To get into this, I read from the Constitution of the RCP on what democratic centralism is. This is in the section on “Principles of Organization” which include: “The line of the party is decisive,” “Basic orientation—‘Our collectivity is our strength,’” and “Democratic centralism.”

Our collectivity is expressed and realized through the collective functioning of the units and other bodies of the party on the various levels. The entire party is welded together as a chain of knowledge and chain of command on the basis of democratic centralism.

The leadership of the party sets out basic principles and analyses, focuses attention on the key questions before the revolution, and guides the party through rigorous investigation and vigorous discussion of all this. This enables a rich process of wrangling and debate to take place throughout the ranks on a scientific foundation. Once the line is set, everybody enthusiastically carries it out into practice. Both aspects of democratic centralism—the wrangling over line and its unified implementation—are essential to the whole process of knowing and changing the world on the most correct and profound possible basis. The principles of democratic centralism enable the party collectively to not only draw from, and to synthesize, on a scientific basis, the ideas of comrades in the party...but also to learn from the thinking of masses of people outside the party, and to develop and strengthen its ties with them, as an important part of carrying forward the dialectical process of deepening its understanding of reality in interrelation with its ability to lead masses of people to transform reality in a revolutionary way, toward the goal of communism.

-- Records --

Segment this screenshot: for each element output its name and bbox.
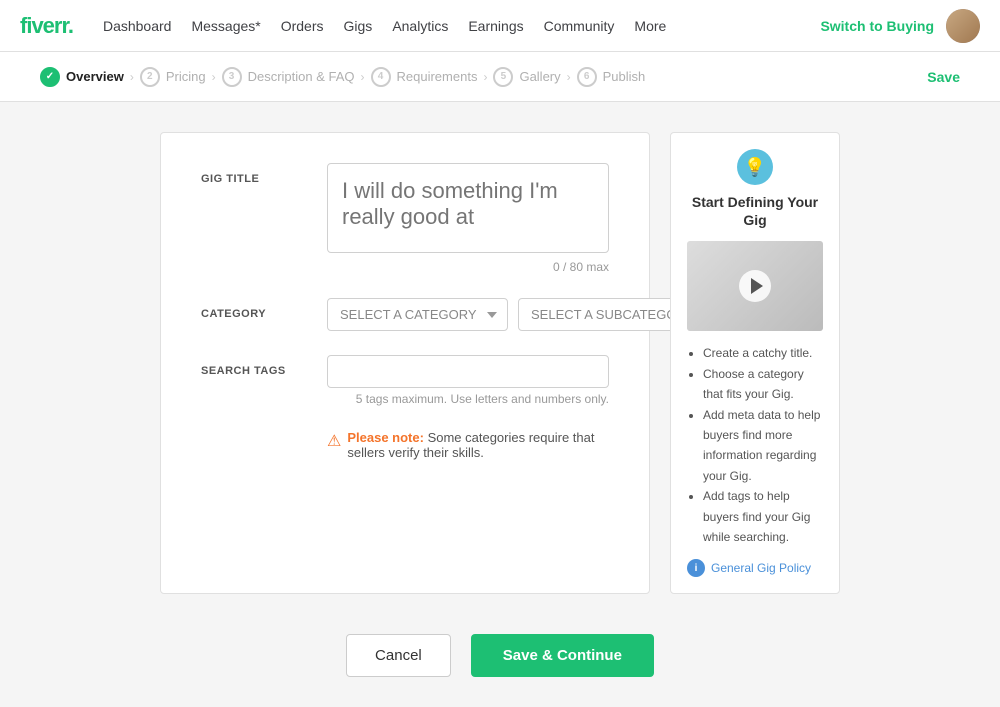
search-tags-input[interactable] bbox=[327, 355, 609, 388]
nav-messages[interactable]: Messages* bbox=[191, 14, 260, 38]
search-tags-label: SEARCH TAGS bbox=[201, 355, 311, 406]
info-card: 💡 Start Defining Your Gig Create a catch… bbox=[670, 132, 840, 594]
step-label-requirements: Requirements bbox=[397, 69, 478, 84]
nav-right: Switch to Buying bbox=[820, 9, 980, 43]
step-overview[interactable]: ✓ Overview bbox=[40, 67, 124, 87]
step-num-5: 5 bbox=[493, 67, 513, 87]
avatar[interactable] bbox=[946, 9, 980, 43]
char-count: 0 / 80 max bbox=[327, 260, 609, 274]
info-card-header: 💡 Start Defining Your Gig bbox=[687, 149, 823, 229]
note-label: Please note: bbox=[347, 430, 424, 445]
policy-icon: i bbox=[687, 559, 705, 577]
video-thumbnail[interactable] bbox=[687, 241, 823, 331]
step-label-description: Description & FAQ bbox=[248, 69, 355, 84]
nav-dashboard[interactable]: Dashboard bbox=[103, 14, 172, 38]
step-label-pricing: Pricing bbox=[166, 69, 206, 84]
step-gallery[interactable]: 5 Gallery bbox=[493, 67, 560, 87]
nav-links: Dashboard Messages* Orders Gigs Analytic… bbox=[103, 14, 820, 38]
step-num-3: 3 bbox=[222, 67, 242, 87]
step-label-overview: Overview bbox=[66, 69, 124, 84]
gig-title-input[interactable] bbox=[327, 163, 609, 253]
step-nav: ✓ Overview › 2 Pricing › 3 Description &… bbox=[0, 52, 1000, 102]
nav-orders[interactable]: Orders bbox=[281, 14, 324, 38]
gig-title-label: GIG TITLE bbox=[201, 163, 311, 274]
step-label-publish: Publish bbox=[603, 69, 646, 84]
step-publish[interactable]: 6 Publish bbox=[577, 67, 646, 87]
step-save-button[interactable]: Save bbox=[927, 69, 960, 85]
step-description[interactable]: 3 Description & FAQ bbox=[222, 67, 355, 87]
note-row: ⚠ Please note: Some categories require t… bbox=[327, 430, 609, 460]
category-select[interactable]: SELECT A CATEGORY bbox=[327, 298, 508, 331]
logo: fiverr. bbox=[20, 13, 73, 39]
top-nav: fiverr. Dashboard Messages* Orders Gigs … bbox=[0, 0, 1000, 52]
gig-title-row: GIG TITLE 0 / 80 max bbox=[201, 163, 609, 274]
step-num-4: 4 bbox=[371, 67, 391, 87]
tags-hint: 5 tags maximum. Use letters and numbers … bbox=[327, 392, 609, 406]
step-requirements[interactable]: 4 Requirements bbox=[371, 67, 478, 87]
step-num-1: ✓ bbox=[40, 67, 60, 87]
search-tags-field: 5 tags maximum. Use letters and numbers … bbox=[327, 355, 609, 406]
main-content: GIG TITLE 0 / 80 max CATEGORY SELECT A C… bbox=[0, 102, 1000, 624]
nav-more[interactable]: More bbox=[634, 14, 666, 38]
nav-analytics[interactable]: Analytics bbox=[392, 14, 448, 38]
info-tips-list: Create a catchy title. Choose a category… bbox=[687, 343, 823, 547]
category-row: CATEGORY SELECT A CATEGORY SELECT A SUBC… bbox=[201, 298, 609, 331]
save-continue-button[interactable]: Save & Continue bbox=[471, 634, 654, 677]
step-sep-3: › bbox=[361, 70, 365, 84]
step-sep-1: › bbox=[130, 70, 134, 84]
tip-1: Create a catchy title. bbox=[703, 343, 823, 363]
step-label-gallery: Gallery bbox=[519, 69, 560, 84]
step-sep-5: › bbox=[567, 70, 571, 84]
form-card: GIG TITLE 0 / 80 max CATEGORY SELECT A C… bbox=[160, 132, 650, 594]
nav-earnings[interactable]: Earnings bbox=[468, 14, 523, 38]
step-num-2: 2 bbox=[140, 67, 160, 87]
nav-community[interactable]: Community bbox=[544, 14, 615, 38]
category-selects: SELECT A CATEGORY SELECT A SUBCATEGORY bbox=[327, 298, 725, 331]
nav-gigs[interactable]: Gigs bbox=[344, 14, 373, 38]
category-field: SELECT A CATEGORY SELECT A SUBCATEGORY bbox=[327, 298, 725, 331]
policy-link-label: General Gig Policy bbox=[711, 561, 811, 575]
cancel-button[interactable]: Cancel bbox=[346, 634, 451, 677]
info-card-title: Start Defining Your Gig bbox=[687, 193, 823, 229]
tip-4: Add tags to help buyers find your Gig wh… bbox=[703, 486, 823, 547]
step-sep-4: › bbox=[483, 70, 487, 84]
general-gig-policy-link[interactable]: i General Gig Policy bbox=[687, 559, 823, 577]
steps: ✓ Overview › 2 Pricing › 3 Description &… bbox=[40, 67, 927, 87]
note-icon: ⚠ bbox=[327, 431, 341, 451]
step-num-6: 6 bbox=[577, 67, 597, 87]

-- What to do --
• a. What two aspects of democratic centralism does the passage on democratic centralism name?
• b. Quote the lines of the records verbatim, starting at the line that contains "search-tags-input[interactable] bbox=[327, 355, 609, 388]" and stopping after the line that contains "step-gallery[interactable]: 5 Gallery".

-- Expected results --
• a. The wrangling over line and its unified implementation.

• b.
search-tags-input[interactable] bbox=[327, 355, 609, 388]
nav-messages[interactable]: Messages* bbox=[191, 14, 260, 38]
search-tags-label: SEARCH TAGS bbox=[201, 355, 311, 406]
info-card: 💡 Start Defining Your Gig Create a catch… bbox=[670, 132, 840, 594]
step-label-requirements: Requirements bbox=[397, 69, 478, 84]
nav-right: Switch to Buying bbox=[820, 9, 980, 43]
step-overview[interactable]: ✓ Overview bbox=[40, 67, 124, 87]
step-num-5: 5 bbox=[493, 67, 513, 87]
avatar[interactable] bbox=[946, 9, 980, 43]
char-count: 0 / 80 max bbox=[327, 260, 609, 274]
info-card-header: 💡 Start Defining Your Gig bbox=[687, 149, 823, 229]
note-label: Please note: bbox=[347, 430, 424, 445]
policy-icon: i bbox=[687, 559, 705, 577]
video-thumbnail[interactable] bbox=[687, 241, 823, 331]
step-label-description: Description & FAQ bbox=[248, 69, 355, 84]
nav-dashboard[interactable]: Dashboard bbox=[103, 14, 172, 38]
step-label-pricing: Pricing bbox=[166, 69, 206, 84]
step-gallery[interactable]: 5 Gallery bbox=[493, 67, 560, 87]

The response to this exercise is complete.